■ WORK INSTRUCTIONS: Of the lines in the listing below, how many hold "JSON"? Answer with the number only.

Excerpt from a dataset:
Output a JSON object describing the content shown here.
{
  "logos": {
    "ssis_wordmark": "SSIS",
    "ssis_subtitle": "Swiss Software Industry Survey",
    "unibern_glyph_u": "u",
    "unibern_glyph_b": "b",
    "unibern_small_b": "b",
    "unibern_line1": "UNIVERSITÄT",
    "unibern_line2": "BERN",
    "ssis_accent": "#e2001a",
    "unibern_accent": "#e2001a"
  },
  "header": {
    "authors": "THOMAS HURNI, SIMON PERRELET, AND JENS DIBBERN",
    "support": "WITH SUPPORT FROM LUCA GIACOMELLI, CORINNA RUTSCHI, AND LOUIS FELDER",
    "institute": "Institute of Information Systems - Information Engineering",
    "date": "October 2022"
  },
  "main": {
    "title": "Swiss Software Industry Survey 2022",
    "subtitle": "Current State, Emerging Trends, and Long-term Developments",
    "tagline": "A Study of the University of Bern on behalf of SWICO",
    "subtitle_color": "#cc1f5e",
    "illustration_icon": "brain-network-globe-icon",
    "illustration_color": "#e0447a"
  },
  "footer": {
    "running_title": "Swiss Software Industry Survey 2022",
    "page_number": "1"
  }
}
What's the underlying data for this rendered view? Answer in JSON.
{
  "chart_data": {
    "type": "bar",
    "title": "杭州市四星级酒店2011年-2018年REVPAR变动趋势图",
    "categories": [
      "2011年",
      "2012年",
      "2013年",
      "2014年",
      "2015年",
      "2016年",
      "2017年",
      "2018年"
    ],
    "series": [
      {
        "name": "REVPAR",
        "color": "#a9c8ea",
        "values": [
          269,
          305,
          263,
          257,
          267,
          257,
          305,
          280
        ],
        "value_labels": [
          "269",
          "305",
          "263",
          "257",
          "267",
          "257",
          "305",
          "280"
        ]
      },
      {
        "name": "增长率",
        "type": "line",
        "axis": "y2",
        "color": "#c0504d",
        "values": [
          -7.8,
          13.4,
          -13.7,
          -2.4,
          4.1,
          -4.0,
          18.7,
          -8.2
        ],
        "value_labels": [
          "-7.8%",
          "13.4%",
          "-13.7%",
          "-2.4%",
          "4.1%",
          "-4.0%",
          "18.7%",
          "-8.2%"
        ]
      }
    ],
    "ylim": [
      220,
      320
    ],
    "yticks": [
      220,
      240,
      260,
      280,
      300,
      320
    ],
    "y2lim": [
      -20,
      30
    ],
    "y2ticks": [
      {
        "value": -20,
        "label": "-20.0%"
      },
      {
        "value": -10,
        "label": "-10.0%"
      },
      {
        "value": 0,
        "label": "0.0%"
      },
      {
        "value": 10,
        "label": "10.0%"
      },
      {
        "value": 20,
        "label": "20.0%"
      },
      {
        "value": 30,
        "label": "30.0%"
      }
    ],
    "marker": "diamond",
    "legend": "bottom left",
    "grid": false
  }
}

■ ANSWER TO THIS TASK: 2